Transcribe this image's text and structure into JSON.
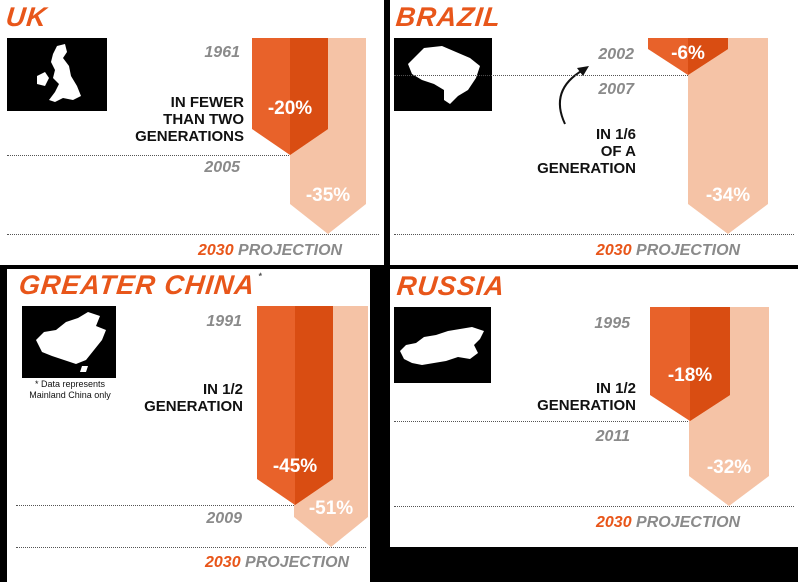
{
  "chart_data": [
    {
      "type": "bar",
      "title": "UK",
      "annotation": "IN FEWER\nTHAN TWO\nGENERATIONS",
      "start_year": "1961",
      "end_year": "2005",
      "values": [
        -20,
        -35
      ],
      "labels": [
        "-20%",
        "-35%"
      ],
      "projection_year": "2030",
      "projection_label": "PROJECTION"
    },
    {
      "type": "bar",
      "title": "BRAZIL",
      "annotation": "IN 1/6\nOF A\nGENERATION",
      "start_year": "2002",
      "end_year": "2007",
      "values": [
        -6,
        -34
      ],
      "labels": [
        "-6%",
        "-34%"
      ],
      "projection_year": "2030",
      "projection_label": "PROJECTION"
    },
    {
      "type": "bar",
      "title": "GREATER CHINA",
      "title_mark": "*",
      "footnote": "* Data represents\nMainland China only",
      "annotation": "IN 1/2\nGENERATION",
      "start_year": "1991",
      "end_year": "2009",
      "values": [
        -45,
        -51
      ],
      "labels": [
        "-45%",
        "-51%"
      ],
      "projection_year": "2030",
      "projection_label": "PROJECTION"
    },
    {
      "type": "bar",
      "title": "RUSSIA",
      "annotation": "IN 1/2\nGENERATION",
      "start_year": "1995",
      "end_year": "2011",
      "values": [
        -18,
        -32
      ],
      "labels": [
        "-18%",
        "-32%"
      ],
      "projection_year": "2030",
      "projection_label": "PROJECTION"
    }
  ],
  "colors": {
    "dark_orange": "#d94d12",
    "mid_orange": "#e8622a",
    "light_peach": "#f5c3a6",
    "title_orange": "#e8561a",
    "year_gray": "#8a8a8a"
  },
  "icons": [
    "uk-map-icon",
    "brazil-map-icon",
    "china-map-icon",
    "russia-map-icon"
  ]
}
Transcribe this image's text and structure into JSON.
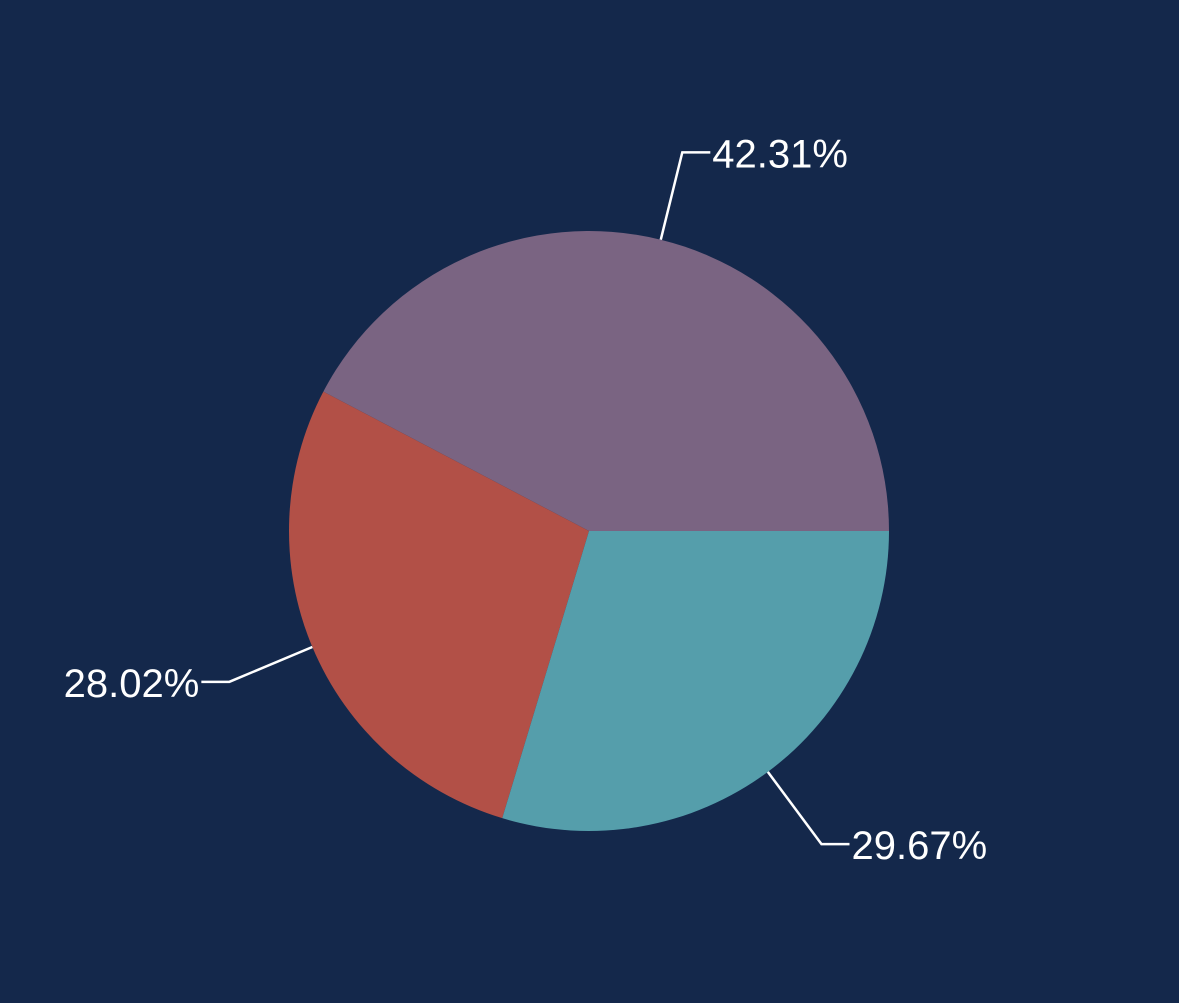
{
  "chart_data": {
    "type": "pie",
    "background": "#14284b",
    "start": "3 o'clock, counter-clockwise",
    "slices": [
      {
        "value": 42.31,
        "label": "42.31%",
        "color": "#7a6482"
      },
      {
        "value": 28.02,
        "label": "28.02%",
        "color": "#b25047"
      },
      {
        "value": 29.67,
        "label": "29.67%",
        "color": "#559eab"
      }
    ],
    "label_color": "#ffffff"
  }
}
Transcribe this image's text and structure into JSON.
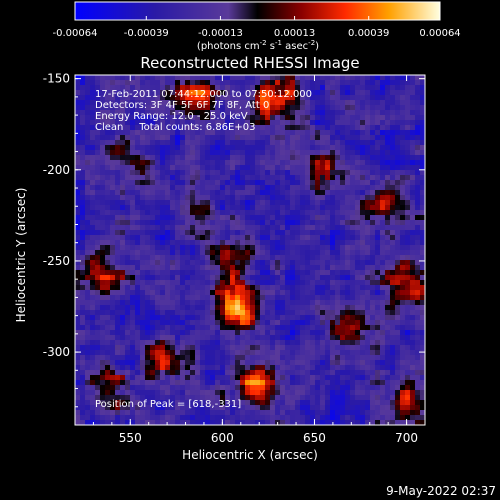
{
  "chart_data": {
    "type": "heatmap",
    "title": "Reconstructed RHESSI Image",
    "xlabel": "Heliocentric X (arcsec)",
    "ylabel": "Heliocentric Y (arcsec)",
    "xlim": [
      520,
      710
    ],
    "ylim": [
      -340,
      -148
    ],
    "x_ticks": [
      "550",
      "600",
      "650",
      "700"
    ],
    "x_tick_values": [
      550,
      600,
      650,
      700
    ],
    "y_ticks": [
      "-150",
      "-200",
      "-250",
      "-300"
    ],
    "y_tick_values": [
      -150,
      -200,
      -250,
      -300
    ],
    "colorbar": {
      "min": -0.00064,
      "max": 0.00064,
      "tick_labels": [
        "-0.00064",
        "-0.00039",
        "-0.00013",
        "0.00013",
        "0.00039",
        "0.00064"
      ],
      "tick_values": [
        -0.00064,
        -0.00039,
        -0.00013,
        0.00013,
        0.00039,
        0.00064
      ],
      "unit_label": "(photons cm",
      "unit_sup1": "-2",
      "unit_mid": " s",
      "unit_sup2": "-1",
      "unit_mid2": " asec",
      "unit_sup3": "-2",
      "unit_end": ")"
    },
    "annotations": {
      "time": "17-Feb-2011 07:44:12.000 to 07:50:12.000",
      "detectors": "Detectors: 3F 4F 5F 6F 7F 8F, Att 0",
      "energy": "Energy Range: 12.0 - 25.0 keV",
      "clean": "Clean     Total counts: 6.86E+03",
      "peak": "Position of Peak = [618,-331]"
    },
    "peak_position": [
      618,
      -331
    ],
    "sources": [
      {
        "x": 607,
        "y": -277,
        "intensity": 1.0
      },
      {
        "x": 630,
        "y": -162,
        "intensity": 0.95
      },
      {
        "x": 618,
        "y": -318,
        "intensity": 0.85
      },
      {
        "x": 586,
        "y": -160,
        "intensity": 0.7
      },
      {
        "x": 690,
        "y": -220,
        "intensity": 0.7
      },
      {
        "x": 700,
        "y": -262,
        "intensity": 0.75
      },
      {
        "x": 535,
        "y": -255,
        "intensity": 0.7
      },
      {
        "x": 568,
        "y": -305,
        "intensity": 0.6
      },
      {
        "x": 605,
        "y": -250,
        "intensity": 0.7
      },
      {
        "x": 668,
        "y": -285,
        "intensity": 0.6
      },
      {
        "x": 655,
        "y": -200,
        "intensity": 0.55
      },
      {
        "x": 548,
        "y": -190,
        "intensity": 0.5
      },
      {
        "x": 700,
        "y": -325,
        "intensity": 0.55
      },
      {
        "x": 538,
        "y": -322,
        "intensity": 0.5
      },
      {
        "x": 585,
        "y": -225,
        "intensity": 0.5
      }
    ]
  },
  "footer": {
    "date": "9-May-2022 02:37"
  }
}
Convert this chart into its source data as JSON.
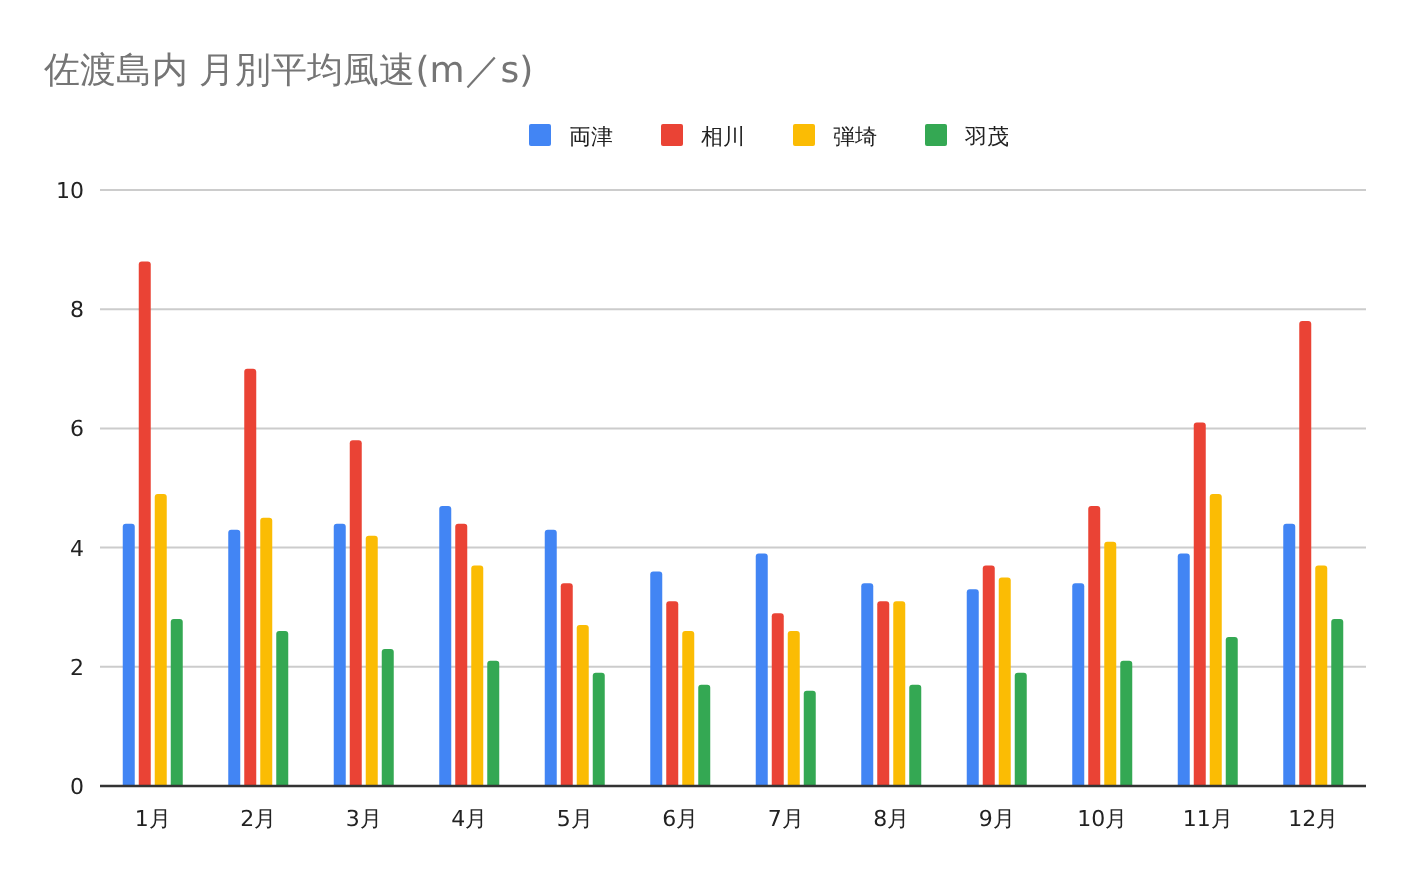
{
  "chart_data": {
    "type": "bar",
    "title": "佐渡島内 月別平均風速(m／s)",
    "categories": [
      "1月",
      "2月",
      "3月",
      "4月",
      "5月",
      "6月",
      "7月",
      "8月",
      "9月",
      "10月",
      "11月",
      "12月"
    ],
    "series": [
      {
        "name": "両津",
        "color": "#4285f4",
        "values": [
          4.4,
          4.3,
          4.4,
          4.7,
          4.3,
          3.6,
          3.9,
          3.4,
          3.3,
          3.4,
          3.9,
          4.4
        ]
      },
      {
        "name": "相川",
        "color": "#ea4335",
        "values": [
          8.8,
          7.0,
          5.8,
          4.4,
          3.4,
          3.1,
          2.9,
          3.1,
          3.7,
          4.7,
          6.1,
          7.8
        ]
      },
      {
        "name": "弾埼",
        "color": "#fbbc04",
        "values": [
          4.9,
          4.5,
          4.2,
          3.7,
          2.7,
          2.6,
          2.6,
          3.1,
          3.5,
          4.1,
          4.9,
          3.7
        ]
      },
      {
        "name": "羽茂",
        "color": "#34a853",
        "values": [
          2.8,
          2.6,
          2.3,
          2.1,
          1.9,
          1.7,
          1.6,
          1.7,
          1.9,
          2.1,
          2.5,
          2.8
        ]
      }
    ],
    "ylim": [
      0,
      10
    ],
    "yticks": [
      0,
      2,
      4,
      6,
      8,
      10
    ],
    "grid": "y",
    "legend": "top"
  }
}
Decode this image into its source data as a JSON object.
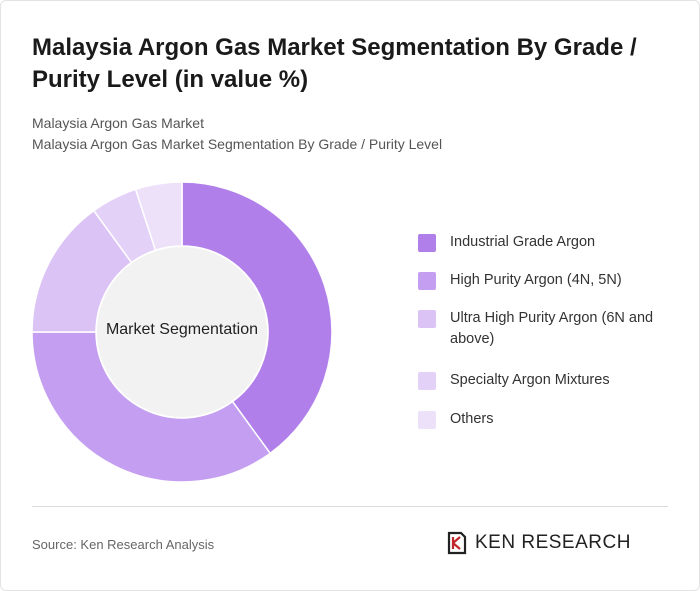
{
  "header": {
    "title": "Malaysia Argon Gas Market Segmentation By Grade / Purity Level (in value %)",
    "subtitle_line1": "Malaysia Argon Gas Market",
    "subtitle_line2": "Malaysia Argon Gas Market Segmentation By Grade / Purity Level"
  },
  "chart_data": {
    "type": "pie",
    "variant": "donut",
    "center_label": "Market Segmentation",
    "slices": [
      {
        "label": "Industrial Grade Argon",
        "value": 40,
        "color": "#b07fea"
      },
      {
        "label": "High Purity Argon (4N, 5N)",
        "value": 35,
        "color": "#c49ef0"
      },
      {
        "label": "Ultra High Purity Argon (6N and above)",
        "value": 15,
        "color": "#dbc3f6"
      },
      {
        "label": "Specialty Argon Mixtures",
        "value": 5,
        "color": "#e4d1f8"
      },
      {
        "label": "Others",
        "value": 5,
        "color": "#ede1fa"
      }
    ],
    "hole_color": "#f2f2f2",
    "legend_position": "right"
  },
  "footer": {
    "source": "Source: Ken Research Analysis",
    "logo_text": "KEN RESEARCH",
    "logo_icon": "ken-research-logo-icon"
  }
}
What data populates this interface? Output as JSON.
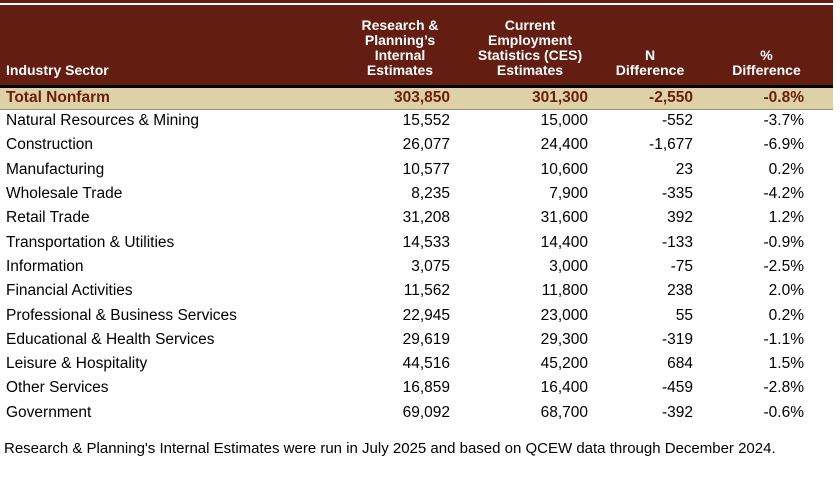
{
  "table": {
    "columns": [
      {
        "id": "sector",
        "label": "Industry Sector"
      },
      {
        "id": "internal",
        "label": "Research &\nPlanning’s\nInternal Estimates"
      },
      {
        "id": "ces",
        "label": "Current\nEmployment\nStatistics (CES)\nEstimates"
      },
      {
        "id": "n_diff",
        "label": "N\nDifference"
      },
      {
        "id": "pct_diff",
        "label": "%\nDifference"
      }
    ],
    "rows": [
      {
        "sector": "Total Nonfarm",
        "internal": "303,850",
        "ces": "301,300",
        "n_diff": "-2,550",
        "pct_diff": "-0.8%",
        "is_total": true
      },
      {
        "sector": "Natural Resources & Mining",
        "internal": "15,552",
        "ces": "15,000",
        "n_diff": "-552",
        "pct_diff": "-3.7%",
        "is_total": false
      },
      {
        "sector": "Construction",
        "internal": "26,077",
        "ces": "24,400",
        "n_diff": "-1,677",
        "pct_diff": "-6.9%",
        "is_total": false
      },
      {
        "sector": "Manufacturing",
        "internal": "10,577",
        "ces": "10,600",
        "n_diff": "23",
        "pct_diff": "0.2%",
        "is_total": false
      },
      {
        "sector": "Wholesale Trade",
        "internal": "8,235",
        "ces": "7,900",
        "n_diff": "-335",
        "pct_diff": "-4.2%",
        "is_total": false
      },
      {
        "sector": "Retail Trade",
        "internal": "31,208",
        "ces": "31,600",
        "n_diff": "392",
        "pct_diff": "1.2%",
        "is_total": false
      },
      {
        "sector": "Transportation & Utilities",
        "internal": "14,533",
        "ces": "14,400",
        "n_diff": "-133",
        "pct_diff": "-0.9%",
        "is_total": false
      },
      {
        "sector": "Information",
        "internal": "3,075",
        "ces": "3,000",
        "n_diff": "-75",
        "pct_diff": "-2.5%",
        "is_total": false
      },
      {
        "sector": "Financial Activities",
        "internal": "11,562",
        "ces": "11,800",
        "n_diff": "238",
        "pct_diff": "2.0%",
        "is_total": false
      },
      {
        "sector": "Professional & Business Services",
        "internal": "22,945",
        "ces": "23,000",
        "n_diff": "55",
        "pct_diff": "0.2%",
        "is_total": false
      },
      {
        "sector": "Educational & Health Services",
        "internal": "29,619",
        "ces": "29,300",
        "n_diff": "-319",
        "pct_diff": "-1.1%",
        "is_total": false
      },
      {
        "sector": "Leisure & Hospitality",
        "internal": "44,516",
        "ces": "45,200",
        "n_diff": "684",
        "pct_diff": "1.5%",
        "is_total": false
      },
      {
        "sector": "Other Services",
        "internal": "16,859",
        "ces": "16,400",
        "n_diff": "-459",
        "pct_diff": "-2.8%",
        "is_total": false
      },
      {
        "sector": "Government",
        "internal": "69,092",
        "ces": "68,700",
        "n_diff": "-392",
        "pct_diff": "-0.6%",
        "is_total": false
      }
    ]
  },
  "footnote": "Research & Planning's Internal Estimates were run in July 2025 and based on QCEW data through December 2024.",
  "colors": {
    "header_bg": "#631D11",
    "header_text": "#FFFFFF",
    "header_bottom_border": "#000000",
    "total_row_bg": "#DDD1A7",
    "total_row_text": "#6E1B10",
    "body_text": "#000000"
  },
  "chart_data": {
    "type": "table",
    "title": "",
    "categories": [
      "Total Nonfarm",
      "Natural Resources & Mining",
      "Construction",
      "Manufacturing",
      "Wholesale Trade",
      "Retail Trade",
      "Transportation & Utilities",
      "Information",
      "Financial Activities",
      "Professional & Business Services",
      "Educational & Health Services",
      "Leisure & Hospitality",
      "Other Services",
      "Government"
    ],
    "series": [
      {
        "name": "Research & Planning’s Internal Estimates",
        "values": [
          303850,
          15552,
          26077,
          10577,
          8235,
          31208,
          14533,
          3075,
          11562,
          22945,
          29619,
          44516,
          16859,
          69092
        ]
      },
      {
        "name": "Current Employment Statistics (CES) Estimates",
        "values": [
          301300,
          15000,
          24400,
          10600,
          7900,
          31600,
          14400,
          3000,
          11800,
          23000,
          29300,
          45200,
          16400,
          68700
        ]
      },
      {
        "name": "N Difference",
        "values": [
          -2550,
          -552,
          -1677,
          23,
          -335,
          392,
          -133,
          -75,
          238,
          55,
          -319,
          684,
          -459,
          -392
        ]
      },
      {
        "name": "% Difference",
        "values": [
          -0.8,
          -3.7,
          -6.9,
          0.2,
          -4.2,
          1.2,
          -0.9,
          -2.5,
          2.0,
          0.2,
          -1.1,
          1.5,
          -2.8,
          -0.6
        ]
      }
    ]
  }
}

__STATED PROBLEM__
Tally how many lines of the data include the word "footnote". Write the number and nothing else.

__EXPECTED OUTPUT__
2